— Start of Source material —
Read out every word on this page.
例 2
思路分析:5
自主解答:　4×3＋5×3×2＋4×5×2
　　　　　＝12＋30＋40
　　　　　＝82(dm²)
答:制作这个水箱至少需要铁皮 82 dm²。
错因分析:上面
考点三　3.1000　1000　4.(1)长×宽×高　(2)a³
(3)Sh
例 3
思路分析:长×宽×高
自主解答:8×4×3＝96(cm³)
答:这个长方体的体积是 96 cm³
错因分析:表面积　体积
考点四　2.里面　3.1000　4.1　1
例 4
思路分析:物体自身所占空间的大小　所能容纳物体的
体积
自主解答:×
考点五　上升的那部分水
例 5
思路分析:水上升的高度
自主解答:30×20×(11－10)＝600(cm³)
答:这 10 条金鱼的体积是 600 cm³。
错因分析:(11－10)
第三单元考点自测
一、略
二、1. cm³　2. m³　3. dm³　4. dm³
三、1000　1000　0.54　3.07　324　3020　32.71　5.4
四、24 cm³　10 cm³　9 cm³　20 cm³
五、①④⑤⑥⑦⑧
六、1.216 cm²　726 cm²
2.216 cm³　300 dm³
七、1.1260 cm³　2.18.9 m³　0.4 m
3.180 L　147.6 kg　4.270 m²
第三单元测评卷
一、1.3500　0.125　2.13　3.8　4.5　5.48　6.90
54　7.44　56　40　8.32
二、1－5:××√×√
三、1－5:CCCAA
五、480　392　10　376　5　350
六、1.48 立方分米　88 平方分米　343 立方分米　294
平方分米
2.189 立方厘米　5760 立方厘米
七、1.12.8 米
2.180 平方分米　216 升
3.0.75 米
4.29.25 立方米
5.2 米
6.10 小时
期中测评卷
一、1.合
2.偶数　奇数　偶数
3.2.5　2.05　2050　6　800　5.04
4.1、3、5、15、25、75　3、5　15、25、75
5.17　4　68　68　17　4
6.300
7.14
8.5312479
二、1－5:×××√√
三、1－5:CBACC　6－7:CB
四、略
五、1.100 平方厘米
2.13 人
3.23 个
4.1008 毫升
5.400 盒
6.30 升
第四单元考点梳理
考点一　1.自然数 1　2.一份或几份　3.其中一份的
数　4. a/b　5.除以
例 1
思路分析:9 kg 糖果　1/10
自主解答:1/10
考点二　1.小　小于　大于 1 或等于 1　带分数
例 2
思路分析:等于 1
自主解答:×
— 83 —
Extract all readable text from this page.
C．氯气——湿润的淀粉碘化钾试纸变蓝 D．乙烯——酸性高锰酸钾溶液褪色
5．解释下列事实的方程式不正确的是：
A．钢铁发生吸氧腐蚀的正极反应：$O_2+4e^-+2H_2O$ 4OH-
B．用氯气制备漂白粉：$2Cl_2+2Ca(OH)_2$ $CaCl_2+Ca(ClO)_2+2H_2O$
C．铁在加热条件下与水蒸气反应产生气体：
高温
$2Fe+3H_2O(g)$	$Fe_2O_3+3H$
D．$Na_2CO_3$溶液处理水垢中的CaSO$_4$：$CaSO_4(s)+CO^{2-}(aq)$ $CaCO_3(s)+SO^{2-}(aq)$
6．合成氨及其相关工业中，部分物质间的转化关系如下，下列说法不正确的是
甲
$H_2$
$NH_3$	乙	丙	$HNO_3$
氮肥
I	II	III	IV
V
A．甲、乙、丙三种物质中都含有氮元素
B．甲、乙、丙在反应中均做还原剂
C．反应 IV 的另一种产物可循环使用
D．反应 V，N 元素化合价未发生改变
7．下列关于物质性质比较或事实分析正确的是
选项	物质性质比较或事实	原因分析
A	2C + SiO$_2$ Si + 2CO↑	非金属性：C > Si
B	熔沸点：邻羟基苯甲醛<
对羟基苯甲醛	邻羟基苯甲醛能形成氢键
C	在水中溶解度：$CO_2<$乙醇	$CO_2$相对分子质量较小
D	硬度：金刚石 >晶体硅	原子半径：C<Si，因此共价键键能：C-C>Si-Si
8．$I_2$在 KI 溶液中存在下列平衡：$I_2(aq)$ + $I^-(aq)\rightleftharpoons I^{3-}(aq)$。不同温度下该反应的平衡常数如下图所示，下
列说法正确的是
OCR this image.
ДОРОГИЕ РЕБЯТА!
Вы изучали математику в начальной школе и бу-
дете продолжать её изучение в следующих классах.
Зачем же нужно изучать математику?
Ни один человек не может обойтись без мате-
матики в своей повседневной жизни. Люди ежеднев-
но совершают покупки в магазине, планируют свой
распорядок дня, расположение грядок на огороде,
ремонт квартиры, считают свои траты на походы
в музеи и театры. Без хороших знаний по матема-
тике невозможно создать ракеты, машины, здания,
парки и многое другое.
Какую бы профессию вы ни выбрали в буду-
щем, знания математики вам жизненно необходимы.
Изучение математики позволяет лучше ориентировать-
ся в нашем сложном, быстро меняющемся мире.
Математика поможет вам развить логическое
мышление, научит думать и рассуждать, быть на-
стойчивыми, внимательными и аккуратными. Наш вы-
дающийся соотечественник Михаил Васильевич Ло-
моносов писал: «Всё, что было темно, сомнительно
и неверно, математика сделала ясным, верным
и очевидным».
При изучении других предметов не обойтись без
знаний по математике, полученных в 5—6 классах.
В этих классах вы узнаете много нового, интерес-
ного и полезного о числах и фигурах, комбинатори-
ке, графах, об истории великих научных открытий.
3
— End of Source material —
> _Task brief_:
Please reproduce each line exactly as written.

> _Exercise solution_:
Read out every word on this page.
例 2
思路分析:5
自主解答:　4×3＋5×3×2＋4×5×2
　　　　　＝12＋30＋40
　　　　　＝82(dm²)
答:制作这个水箱至少需要铁皮 82 dm²。
错因分析:上面
考点三　3.1000　1000　4.(1)长×宽×高　(2)a³
(3)Sh
例 3
思路分析:长×宽×高
自主解答:8×4×3＝96(cm³)
答:这个长方体的体积是 96 cm³
错因分析:表面积　体积
考点四　2.里面　3.1000　4.1　1
例 4
思路分析:物体自身所占空间的大小　所能容纳物体的
体积
自主解答:×
考点五　上升的那部分水
例 5
思路分析:水上升的高度
自主解答:30×20×(11－10)＝600(cm³)
答:这 10 条金鱼的体积是 600 cm³。
错因分析:(11－10)
第三单元考点自测
一、略
二、1. cm³　2. m³　3. dm³　4. dm³
三、1000　1000　0.54　3.07　324　3020　32.71　5.4
四、24 cm³　10 cm³　9 cm³　20 cm³
五、①④⑤⑥⑦⑧
六、1.216 cm²　726 cm²
2.216 cm³　300 dm³
七、1.1260 cm³　2.18.9 m³　0.4 m
3.180 L　147.6 kg　4.270 m²
第三单元测评卷
一、1.3500　0.125　2.13　3.8　4.5　5.48　6.90
54　7.44　56　40　8.32
二、1－5:××√×√
三、1－5:CCCAA
五、480　392　10　376　5　350
六、1.48 立方分米　88 平方分米　343 立方分米　294
平方分米
2.189 立方厘米　5760 立方厘米
七、1.12.8 米
2.180 平方分米　216 升
3.0.75 米
4.29.25 立方米
5.2 米
6.10 小时
期中测评卷
一、1.合
2.偶数　奇数　偶数
3.2.5　2.05　2050　6　800　5.04
4.1、3、5、15、25、75　3、5　15、25、75
5.17　4　68　68　17　4
6.300
7.14
8.5312479
二、1－5:×××√√
三、1－5:CBACC　6－7:CB
四、略
五、1.100 平方厘米
2.13 人
3.23 个
4.1008 毫升
5.400 盒
6.30 升
第四单元考点梳理
考点一　1.自然数 1　2.一份或几份　3.其中一份的
数　4. a/b　5.除以
例 1
思路分析:9 kg 糖果　1/10
自主解答:1/10
考点二　1.小　小于　大于 1 或等于 1　带分数
例 2
思路分析:等于 1
自主解答:×
— 83 —
Extract all readable text from this page.
C．氯气——湿润的淀粉碘化钾试纸变蓝 D．乙烯——酸性高锰酸钾溶液褪色
5．解释下列事实的方程式不正确的是：
A．钢铁发生吸氧腐蚀的正极反应：$O_2+4e^-+2H_2O$ 4OH-
B．用氯气制备漂白粉：$2Cl_2+2Ca(OH)_2$ $CaCl_2+Ca(ClO)_2+2H_2O$
C．铁在加热条件下与水蒸气反应产生气体：
高温
$2Fe+3H_2O(g)$	$Fe_2O_3+3H$
D．$Na_2CO_3$溶液处理水垢中的CaSO$_4$：$CaSO_4(s)+CO^{2-}(aq)$ $CaCO_3(s)+SO^{2-}(aq)$
6．合成氨及其相关工业中，部分物质间的转化关系如下，下列说法不正确的是
甲
$H_2$
$NH_3$	乙	丙	$HNO_3$
氮肥
I	II	III	IV
V
A．甲、乙、丙三种物质中都含有氮元素
B．甲、乙、丙在反应中均做还原剂
C．反应 IV 的另一种产物可循环使用
D．反应 V，N 元素化合价未发生改变
7．下列关于物质性质比较或事实分析正确的是
选项	物质性质比较或事实	原因分析
A	2C + SiO$_2$ Si + 2CO↑	非金属性：C > Si
B	熔沸点：邻羟基苯甲醛<
对羟基苯甲醛	邻羟基苯甲醛能形成氢键
C	在水中溶解度：$CO_2<$乙醇	$CO_2$相对分子质量较小
D	硬度：金刚石 >晶体硅	原子半径：C<Si，因此共价键键能：C-C>Si-Si
8．$I_2$在 KI 溶液中存在下列平衡：$I_2(aq)$ + $I^-(aq)\rightleftharpoons I^{3-}(aq)$。不同温度下该反应的平衡常数如下图所示，下
列说法正确的是
OCR this image.
ДОРОГИЕ РЕБЯТА!
Вы изучали математику в начальной школе и бу-
дете продолжать её изучение в следующих классах.
Зачем же нужно изучать математику?
Ни один человек не может обойтись без мате-
матики в своей повседневной жизни. Люди ежеднев-
но совершают покупки в магазине, планируют свой
распорядок дня, расположение грядок на огороде,
ремонт квартиры, считают свои траты на походы
в музеи и театры. Без хороших знаний по матема-
тике невозможно создать ракеты, машины, здания,
парки и многое другое.
Какую бы профессию вы ни выбрали в буду-
щем, знания математики вам жизненно необходимы.
Изучение математики позволяет лучше ориентировать-
ся в нашем сложном, быстро меняющемся мире.
Математика поможет вам развить логическое
мышление, научит думать и рассуждать, быть на-
стойчивыми, внимательными и аккуратными. Наш вы-
дающийся соотечественник Михаил Васильевич Ло-
моносов писал: «Всё, что было темно, сомнительно
и неверно, математика сделала ясным, верным
и очевидным».
При изучении других предметов не обойтись без
знаний по математике, полученных в 5—6 классах.
В этих классах вы узнаете много нового, интерес-
ного и полезного о числах и фигурах, комбинатори-
ке, графах, об истории великих научных открытий.
3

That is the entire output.